**GOAL**
Pick out each line with the word "JSON" from the material that follows.
[Start RECORDS FOR THE EXERCISE]
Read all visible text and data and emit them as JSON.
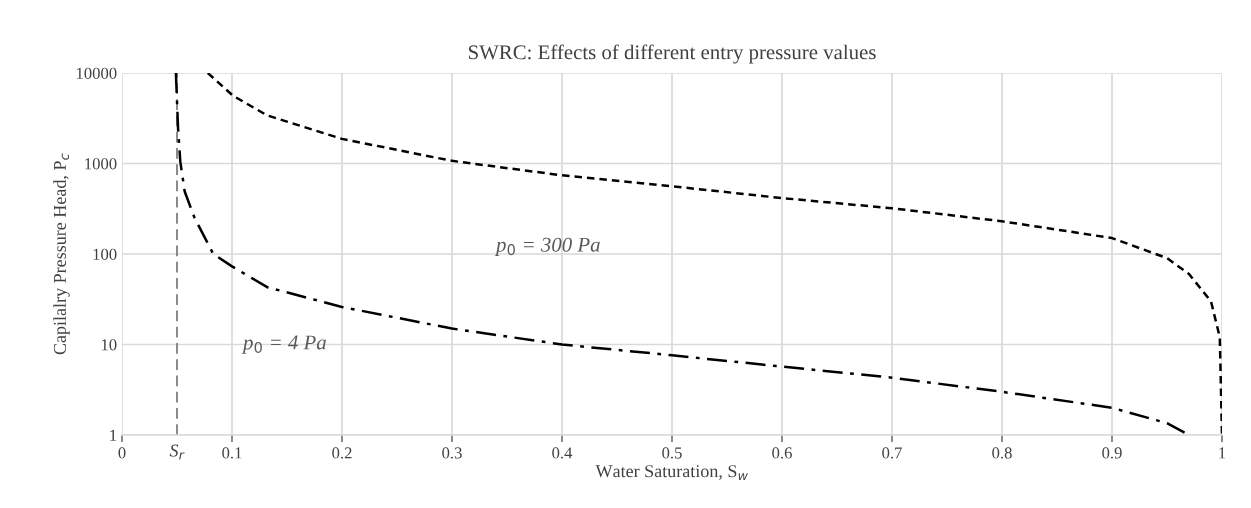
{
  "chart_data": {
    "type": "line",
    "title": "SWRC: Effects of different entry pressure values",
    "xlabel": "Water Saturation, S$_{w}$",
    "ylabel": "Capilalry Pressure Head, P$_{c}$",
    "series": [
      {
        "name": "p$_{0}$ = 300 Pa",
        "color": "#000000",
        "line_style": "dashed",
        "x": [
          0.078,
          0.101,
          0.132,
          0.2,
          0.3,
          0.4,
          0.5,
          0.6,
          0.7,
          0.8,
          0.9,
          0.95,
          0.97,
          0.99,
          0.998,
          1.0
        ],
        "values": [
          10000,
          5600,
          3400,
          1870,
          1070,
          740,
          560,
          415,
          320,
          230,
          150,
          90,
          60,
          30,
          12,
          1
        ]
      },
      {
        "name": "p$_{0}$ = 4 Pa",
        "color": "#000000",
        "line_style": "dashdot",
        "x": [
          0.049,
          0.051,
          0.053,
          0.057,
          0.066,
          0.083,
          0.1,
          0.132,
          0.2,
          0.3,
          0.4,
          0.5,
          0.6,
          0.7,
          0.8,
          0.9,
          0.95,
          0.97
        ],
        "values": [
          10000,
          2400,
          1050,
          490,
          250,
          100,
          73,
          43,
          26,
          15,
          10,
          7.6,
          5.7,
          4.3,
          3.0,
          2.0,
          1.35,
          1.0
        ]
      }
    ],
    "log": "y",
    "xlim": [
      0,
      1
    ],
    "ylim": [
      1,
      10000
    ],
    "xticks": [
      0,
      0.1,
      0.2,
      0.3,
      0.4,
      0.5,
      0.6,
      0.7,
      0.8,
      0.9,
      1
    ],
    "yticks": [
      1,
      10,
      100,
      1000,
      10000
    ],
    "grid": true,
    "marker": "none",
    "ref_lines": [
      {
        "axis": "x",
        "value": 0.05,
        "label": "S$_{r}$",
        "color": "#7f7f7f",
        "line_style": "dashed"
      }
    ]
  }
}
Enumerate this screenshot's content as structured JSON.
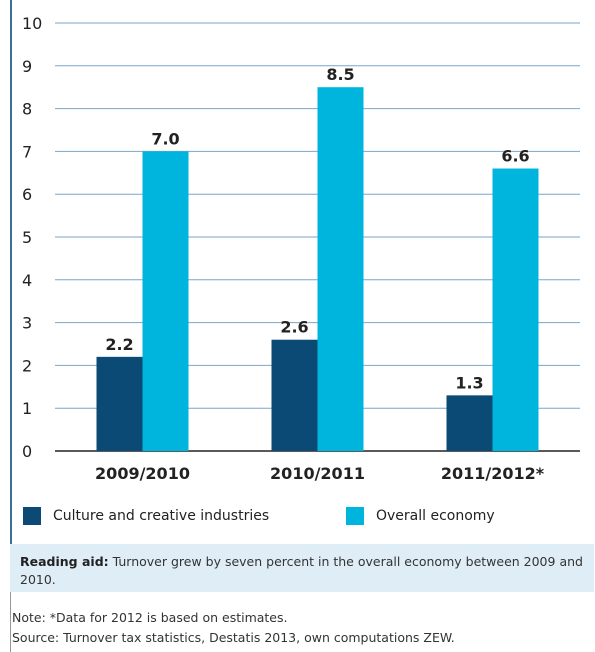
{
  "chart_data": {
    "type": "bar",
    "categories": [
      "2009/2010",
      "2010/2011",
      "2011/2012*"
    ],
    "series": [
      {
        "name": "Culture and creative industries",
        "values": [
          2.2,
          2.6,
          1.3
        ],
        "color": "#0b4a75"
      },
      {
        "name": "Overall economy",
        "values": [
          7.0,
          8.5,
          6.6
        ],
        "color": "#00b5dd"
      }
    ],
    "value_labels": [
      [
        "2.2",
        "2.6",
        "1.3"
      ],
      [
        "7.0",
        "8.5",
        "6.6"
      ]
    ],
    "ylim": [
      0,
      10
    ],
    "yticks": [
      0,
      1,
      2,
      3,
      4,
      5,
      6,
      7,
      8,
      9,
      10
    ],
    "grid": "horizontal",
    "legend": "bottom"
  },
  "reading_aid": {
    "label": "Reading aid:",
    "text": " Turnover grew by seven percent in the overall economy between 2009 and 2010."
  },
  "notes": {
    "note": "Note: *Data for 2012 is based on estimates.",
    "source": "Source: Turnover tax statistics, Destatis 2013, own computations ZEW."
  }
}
[End RECORDS FOR THE EXERCISE]
**CORRECT ANSWER**
Read all visible text and data and emit them as JSON.
Enumerate this screenshot's content as structured JSON.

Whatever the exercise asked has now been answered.